▶ [Extracted data entries]
========================================
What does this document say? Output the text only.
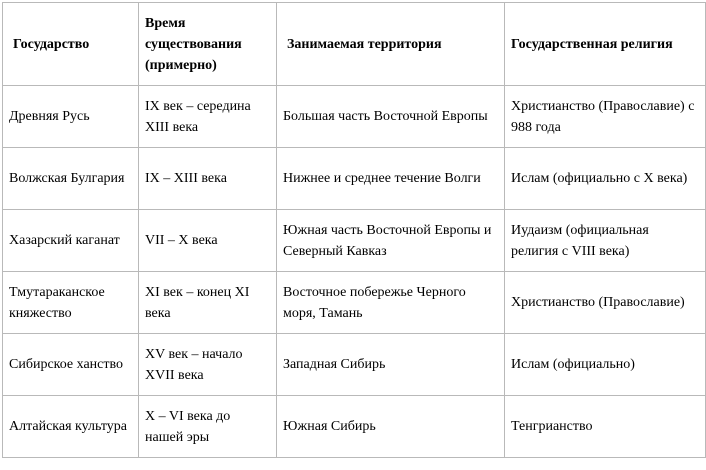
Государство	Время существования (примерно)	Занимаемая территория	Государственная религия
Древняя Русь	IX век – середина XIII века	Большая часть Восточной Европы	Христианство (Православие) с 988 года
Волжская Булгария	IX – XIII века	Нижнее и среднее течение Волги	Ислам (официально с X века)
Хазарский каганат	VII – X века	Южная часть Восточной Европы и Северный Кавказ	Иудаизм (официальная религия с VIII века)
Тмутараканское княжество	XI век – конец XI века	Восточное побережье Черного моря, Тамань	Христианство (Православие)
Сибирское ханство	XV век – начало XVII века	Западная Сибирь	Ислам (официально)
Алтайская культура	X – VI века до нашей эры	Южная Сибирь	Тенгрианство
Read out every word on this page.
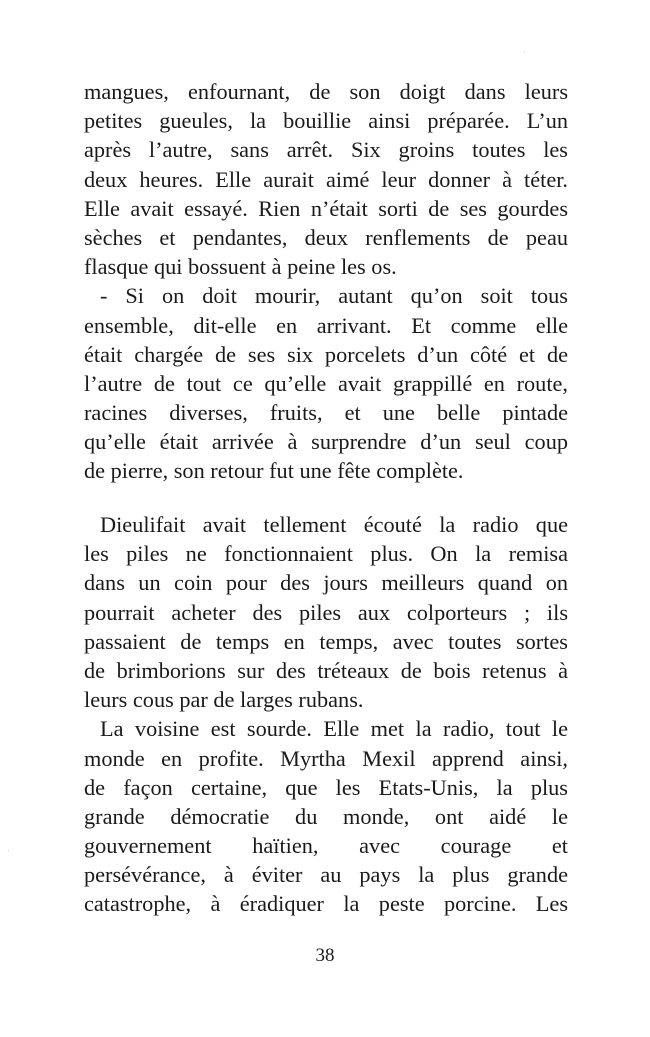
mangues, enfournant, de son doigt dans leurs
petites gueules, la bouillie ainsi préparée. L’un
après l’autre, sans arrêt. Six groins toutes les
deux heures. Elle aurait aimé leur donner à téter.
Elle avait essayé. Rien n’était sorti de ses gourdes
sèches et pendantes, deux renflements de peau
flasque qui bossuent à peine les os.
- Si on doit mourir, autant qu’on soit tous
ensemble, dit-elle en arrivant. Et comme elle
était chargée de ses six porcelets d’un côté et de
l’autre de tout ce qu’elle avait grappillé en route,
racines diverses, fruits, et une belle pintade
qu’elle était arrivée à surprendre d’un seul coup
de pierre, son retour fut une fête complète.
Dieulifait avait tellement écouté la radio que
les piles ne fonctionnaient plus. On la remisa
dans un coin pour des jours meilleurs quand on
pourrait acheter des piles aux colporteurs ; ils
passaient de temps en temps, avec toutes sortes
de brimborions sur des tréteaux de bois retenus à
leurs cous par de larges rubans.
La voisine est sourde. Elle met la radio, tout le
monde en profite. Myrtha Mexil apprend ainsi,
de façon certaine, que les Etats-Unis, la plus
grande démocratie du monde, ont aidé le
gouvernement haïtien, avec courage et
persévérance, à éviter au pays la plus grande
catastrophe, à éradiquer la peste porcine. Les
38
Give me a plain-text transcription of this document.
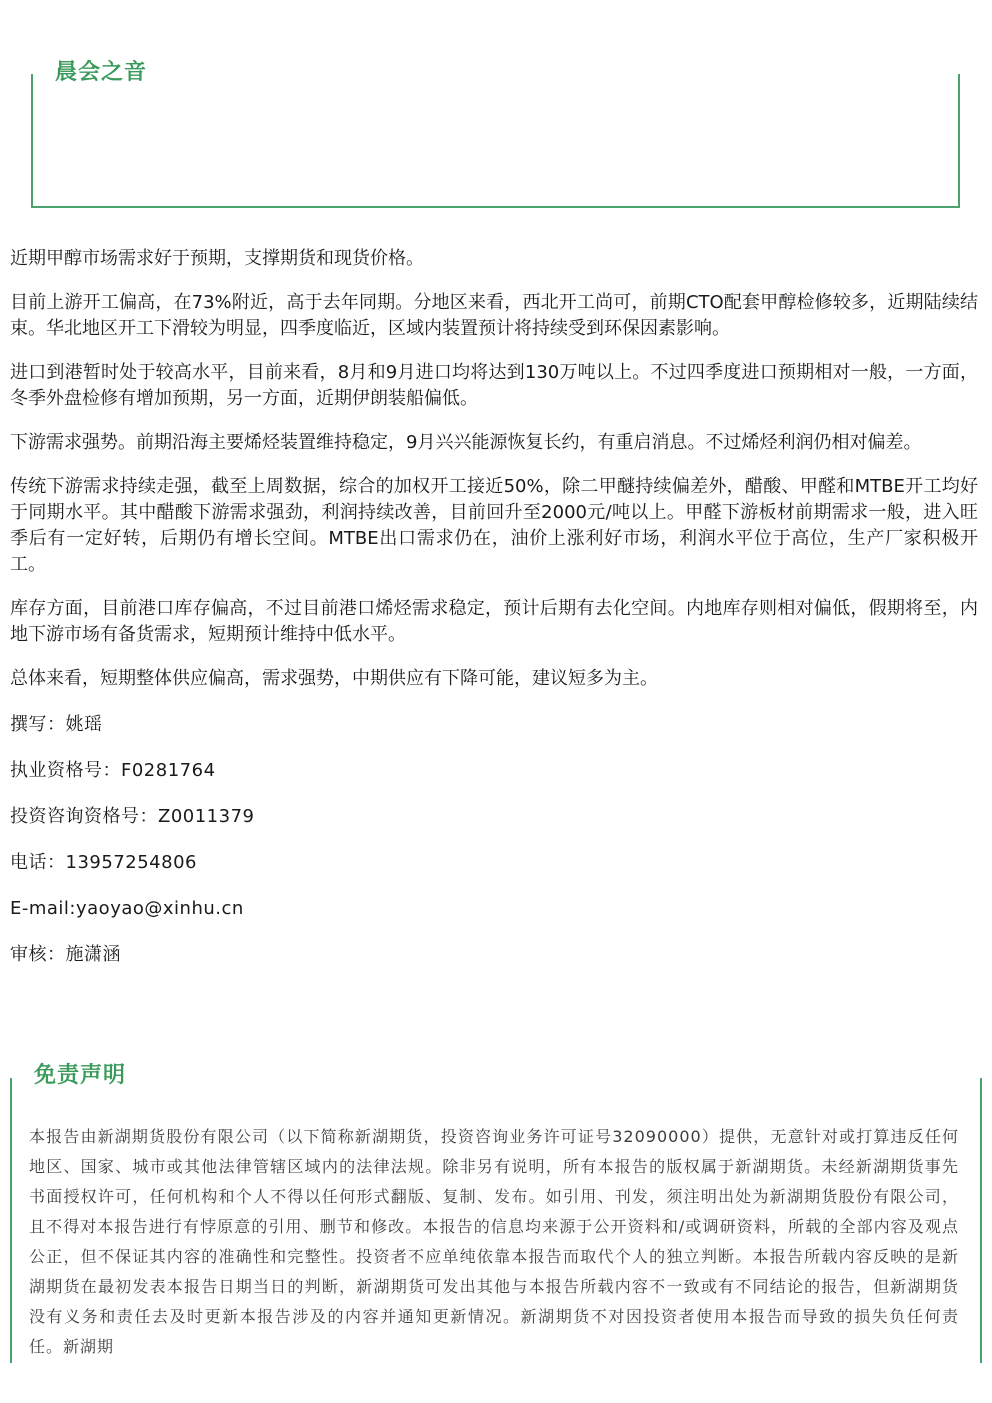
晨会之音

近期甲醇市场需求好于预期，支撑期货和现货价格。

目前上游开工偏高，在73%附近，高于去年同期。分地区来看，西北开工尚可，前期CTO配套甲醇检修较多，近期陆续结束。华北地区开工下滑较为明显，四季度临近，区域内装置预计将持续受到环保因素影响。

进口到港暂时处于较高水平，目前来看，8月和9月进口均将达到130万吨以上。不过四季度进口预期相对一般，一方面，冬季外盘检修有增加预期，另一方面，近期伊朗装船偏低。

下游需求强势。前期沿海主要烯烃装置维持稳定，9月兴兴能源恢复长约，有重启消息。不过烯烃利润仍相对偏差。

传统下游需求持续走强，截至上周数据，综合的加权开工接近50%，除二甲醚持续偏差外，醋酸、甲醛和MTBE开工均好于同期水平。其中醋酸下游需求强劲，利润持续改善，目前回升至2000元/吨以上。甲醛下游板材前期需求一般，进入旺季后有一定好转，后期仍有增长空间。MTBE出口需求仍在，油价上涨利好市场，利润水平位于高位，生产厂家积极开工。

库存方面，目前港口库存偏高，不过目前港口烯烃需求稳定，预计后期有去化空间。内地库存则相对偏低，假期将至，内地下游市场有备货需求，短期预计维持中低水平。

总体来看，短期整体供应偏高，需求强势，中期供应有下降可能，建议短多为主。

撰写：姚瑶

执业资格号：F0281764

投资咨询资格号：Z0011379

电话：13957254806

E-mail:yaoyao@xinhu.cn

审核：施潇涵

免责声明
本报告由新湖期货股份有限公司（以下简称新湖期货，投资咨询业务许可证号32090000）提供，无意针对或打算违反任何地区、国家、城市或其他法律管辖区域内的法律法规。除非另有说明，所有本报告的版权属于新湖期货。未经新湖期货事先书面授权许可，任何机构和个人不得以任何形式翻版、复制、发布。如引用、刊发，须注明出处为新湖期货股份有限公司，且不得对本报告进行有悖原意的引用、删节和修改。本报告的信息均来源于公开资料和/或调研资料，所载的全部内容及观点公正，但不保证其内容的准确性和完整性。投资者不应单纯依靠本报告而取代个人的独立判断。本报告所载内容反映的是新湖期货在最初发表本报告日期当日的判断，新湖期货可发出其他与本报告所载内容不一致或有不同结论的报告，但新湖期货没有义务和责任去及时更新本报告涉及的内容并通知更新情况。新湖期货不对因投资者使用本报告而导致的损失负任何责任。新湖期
========================================
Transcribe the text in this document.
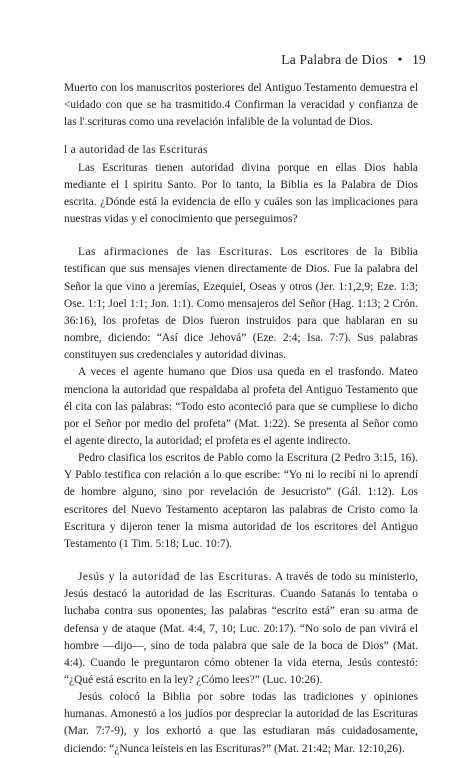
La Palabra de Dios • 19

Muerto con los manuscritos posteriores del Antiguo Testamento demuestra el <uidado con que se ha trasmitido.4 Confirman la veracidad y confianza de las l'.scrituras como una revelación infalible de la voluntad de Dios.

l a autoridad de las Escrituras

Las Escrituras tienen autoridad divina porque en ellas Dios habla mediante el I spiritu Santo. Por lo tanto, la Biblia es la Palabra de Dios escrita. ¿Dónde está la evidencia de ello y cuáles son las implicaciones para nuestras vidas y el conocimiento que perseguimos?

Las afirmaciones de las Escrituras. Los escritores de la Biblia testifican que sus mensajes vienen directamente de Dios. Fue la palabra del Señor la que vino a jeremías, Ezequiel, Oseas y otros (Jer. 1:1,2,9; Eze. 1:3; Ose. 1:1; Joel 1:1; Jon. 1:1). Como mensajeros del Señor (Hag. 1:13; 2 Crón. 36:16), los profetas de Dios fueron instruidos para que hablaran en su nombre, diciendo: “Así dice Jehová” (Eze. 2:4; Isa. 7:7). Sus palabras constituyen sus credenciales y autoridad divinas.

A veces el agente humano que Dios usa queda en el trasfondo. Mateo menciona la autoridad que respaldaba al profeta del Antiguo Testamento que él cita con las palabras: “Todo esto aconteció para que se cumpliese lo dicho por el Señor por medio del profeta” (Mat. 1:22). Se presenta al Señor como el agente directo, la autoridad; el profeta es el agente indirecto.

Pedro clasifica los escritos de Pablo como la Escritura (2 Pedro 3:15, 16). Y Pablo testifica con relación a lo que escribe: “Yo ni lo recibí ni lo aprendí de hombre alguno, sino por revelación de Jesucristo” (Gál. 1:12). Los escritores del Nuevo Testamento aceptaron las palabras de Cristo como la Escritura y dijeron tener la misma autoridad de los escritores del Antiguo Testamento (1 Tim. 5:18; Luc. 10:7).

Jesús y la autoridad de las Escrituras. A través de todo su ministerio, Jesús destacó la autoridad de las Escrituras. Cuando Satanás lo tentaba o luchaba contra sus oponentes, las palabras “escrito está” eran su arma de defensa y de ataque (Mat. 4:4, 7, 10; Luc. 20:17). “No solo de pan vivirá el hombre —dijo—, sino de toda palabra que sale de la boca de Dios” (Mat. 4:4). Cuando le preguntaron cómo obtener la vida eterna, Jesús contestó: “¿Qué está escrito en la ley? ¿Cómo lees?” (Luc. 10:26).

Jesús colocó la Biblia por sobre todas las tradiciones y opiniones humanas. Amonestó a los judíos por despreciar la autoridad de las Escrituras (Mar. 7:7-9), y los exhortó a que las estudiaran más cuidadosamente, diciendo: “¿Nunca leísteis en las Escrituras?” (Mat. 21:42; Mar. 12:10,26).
========================================
▶ [Task to carry out] In the entries above, locate every line with the word "Южная" and copy it.

▶ [Worked answer]
Хазарский каганат	VII – X века	Южная часть Восточной Европы и Северный Кавказ	Иудаизм (официальная религия с VIII века)
Алтайская культура	X – VI века до нашей эры	Южная Сибирь	Тенгрианство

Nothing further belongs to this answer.